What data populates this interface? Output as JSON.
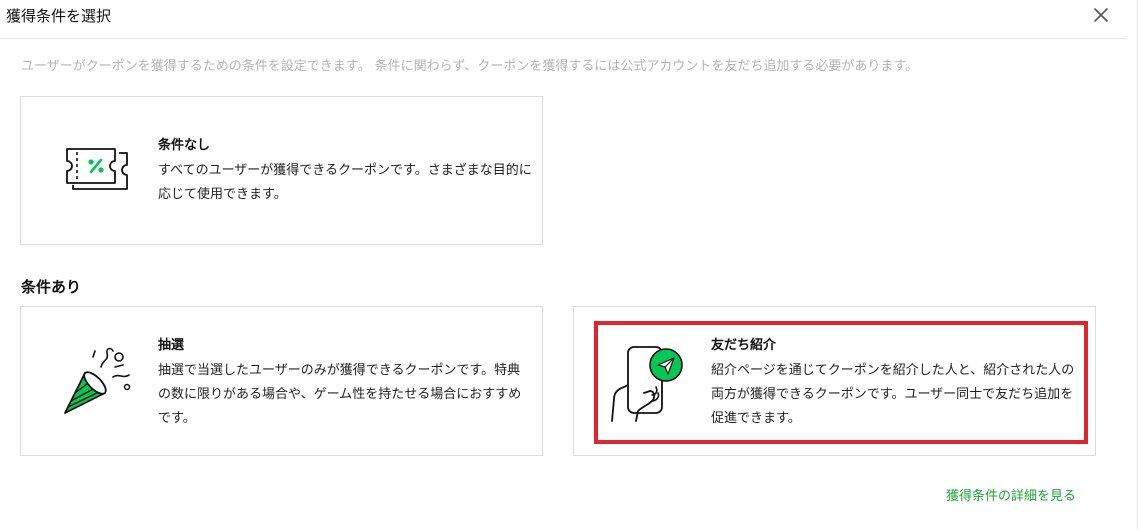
{
  "dialog": {
    "title": "獲得条件を選択",
    "description": "ユーザーがクーポンを獲得するための条件を設定できます。 条件に関わらず、クーポンを獲得するには公式アカウントを友だち追加する必要があります。"
  },
  "options": {
    "no_condition": {
      "title": "条件なし",
      "description": "すべてのユーザーが獲得できるクーポンです。さまざまな目的に応じて使用できます。",
      "icon": "coupon-ticket-icon"
    },
    "with_condition_heading": "条件あり",
    "lottery": {
      "title": "抽選",
      "description": "抽選で当選したユーザーのみが獲得できるクーポンです。特典の数に限りがある場合や、ゲーム性を持たせる場合におすすめです。",
      "icon": "party-popper-icon"
    },
    "friend_referral": {
      "title": "友だち紹介",
      "description": "紹介ページを通じてクーポンを紹介した人と、紹介された人の両方が獲得できるクーポンです。ユーザー同士で友だち追加を促進できます。",
      "icon": "phone-share-icon",
      "highlighted": true
    }
  },
  "footer": {
    "details_link": "獲得条件の詳細を見る"
  },
  "colors": {
    "accent_green": "#1fa43b",
    "icon_green": "#06c755",
    "highlight_red": "#e0242f",
    "muted_text": "#b4b4b4"
  }
}
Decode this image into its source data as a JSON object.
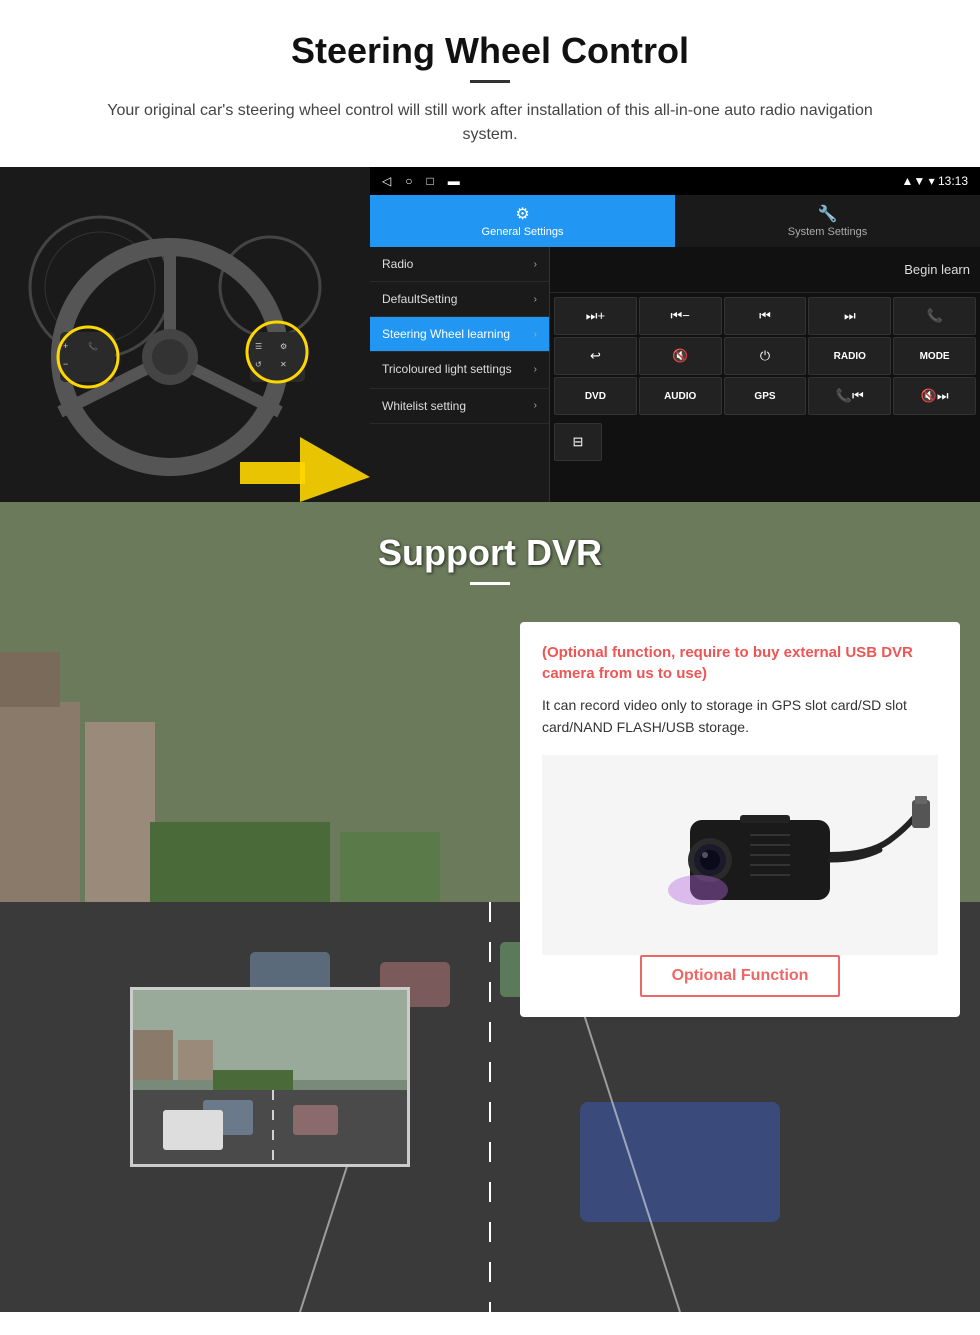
{
  "steering_section": {
    "title": "Steering Wheel Control",
    "subtitle": "Your original car's steering wheel control will still work after installation of this all-in-one auto radio navigation system.",
    "android_ui": {
      "topbar_time": "13:13",
      "tab_general": "General Settings",
      "tab_system": "System Settings",
      "menu_items": [
        {
          "label": "Radio",
          "active": false
        },
        {
          "label": "DefaultSetting",
          "active": false
        },
        {
          "label": "Steering Wheel learning",
          "active": true
        },
        {
          "label": "Tricoloured light settings",
          "active": false
        },
        {
          "label": "Whitelist setting",
          "active": false
        }
      ],
      "begin_learn": "Begin learn",
      "control_buttons": [
        "⏭+",
        "⏮−",
        "⏮⏮",
        "⏭⏭",
        "📞",
        "↩",
        "🔇",
        "⏻",
        "RADIO",
        "MODE",
        "DVD",
        "AUDIO",
        "GPS",
        "📞⏮",
        "🔇⏭"
      ],
      "bottom_icon": "⊟"
    }
  },
  "dvr_section": {
    "title": "Support DVR",
    "optional_text": "(Optional function, require to buy external USB DVR camera from us to use)",
    "description": "It can record video only to storage in GPS slot card/SD slot card/NAND FLASH/USB storage.",
    "optional_button_label": "Optional Function"
  }
}
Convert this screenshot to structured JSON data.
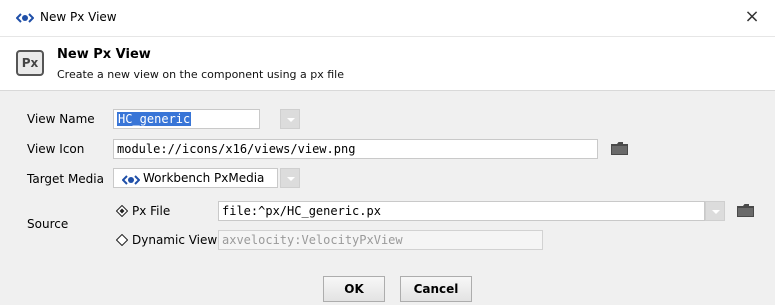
{
  "window": {
    "title": "New Px View",
    "close_glyph": "×"
  },
  "header": {
    "badge": "Px",
    "title": "New Px View",
    "subtitle": "Create a new view on the component using a px file"
  },
  "form": {
    "view_name_label": "View Name",
    "view_name_value": "HC_generic",
    "view_icon_label": "View Icon",
    "view_icon_value": "module://icons/x16/views/view.png",
    "target_media_label": "Target Media",
    "target_media_value": "Workbench PxMedia",
    "source_label": "Source",
    "px_file_label": "Px File",
    "px_file_value": "file:^px/HC_generic.px",
    "px_file_selected": true,
    "dynamic_view_label": "Dynamic View",
    "dynamic_view_value": "axvelocity:VelocityPxView",
    "dynamic_view_selected": false
  },
  "buttons": {
    "ok": "OK",
    "cancel": "Cancel"
  },
  "colors": {
    "accent": "#3875d7",
    "niagara_icon": "#1f4fa8",
    "folder": "#4a4a4a"
  },
  "icons": [
    "niagara-eye-icon",
    "px-badge-icon",
    "folder-icon",
    "dropdown-arrow-icon",
    "radio-icon",
    "close-icon"
  ]
}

━━━━━━━━━━

Above are records with pictures; repeat the records exactly and leave the pictures out.

What data populates this interface? Output as JSON.
{
  "dialog": {
    "title": "獲得条件を選択",
    "description": "ユーザーがクーポンを獲得するための条件を設定できます。 条件に関わらず、クーポンを獲得するには公式アカウントを友だち追加する必要があります。"
  },
  "options": {
    "no_condition": {
      "title": "条件なし",
      "description": "すべてのユーザーが獲得できるクーポンです。さまざまな目的に応じて使用できます。",
      "icon": "coupon-ticket-icon"
    },
    "with_condition_heading": "条件あり",
    "lottery": {
      "title": "抽選",
      "description": "抽選で当選したユーザーのみが獲得できるクーポンです。特典の数に限りがある場合や、ゲーム性を持たせる場合におすすめです。",
      "icon": "party-popper-icon"
    },
    "friend_referral": {
      "title": "友だち紹介",
      "description": "紹介ページを通じてクーポンを紹介した人と、紹介された人の両方が獲得できるクーポンです。ユーザー同士で友だち追加を促進できます。",
      "icon": "phone-share-icon",
      "highlighted": true
    }
  },
  "footer": {
    "details_link": "獲得条件の詳細を見る"
  },
  "colors": {
    "accent_green": "#1fa43b",
    "icon_green": "#06c755",
    "highlight_red": "#e0242f",
    "muted_text": "#b4b4b4"
  }
}
Decode this image into its source data as a JSON object.
{
  "steering_section": {
    "title": "Steering Wheel Control",
    "subtitle": "Your original car's steering wheel control will still work after installation of this all-in-one auto radio navigation system.",
    "android_ui": {
      "topbar_time": "13:13",
      "tab_general": "General Settings",
      "tab_system": "System Settings",
      "menu_items": [
        {
          "label": "Radio",
          "active": false
        },
        {
          "label": "DefaultSetting",
          "active": false
        },
        {
          "label": "Steering Wheel learning",
          "active": true
        },
        {
          "label": "Tricoloured light settings",
          "active": false
        },
        {
          "label": "Whitelist setting",
          "active": false
        }
      ],
      "begin_learn": "Begin learn",
      "control_buttons": [
        "⏭+",
        "⏮−",
        "⏮⏮",
        "⏭⏭",
        "📞",
        "↩",
        "🔇",
        "⏻",
        "RADIO",
        "MODE",
        "DVD",
        "AUDIO",
        "GPS",
        "📞⏮",
        "🔇⏭"
      ],
      "bottom_icon": "⊟"
    }
  },
  "dvr_section": {
    "title": "Support DVR",
    "optional_text": "(Optional function, require to buy external USB DVR camera from us to use)",
    "description": "It can record video only to storage in GPS slot card/SD slot card/NAND FLASH/USB storage.",
    "optional_button_label": "Optional Function"
  }
}
Convert this screenshot to structured JSON data.
{
  "window": {
    "title": "New Px View",
    "close_glyph": "×"
  },
  "header": {
    "badge": "Px",
    "title": "New Px View",
    "subtitle": "Create a new view on the component using a px file"
  },
  "form": {
    "view_name_label": "View Name",
    "view_name_value": "HC_generic",
    "view_icon_label": "View Icon",
    "view_icon_value": "module://icons/x16/views/view.png",
    "target_media_label": "Target Media",
    "target_media_value": "Workbench PxMedia",
    "source_label": "Source",
    "px_file_label": "Px File",
    "px_file_value": "file:^px/HC_generic.px",
    "px_file_selected": true,
    "dynamic_view_label": "Dynamic View",
    "dynamic_view_value": "axvelocity:VelocityPxView",
    "dynamic_view_selected": false
  },
  "buttons": {
    "ok": "OK",
    "cancel": "Cancel"
  },
  "colors": {
    "accent": "#3875d7",
    "niagara_icon": "#1f4fa8",
    "folder": "#4a4a4a"
  },
  "icons": [
    "niagara-eye-icon",
    "px-badge-icon",
    "folder-icon",
    "dropdown-arrow-icon",
    "radio-icon",
    "close-icon"
  ]
}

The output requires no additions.